═══ SOURCE DATA

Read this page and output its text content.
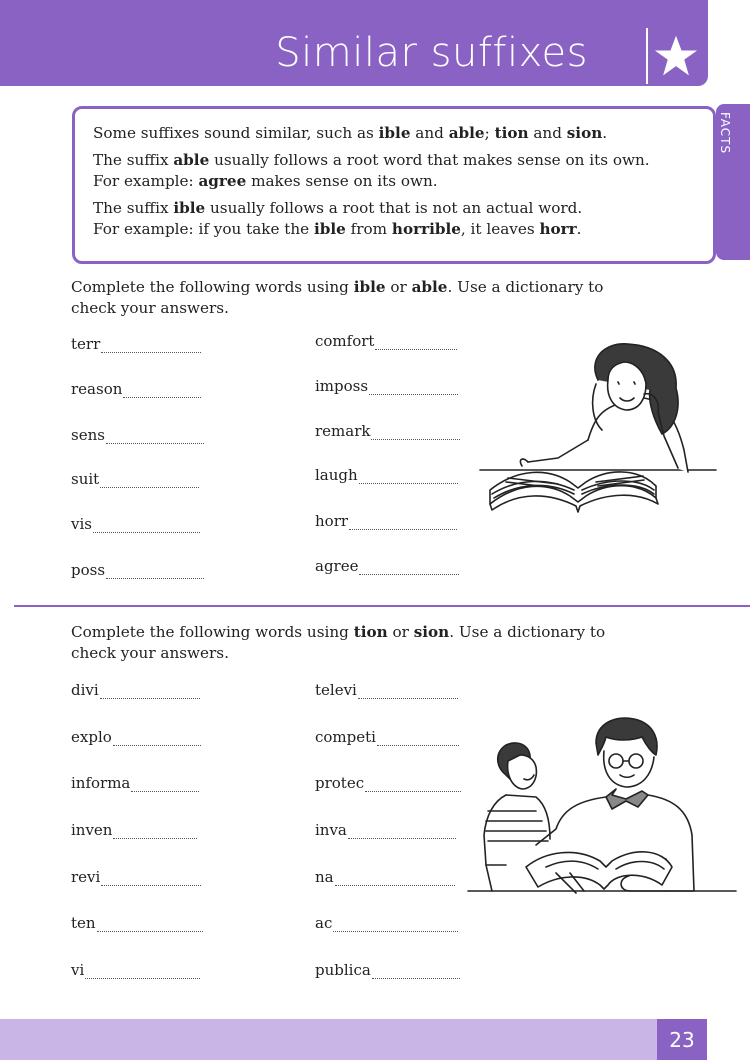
Similar suffixes

Some suffixes sound similar, such as ible and able; tion and sion.

The suffix able usually follows a root word that makes sense on its own.

For example: agree makes sense on its own.

The suffix ible usually follows a root that is not an actual word.

For example: if you take the ible from horrible, it leaves horr.

FACTS
Complete the following words using ible or able. Use a dictionary to check your answers.
terr
reason
sens
suit
vis
poss
comfort
imposs
remark
laugh
horr
agree
Complete the following words using tion or sion. Use a dictionary to check your answers.
divi
explo
informa
inven
revi
ten
vi
televi
competi
protec
inva
na
ac
publica
23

══════

▸ TASK DETAILS:
All entries must be written out again exactly as given, with no pictures in the copy.

▸ IN RESPONSE:
Read this page and output its text content.
Similar suffixes

Some suffixes sound similar, such as ible and able; tion and sion.

The suffix able usually follows a root word that makes sense on its own.

For example: agree makes sense on its own.

The suffix ible usually follows a root that is not an actual word.

For example: if you take the ible from horrible, it leaves horr.

FACTS
Complete the following words using ible or able. Use a dictionary to check your answers.
terr
reason
sens
suit
vis
poss
comfort
imposs
remark
laugh
horr
agree
Complete the following words using tion or sion. Use a dictionary to check your answers.
divi
explo
informa
inven
revi
ten
vi
televi
competi
protec
inva
na
ac
publica
23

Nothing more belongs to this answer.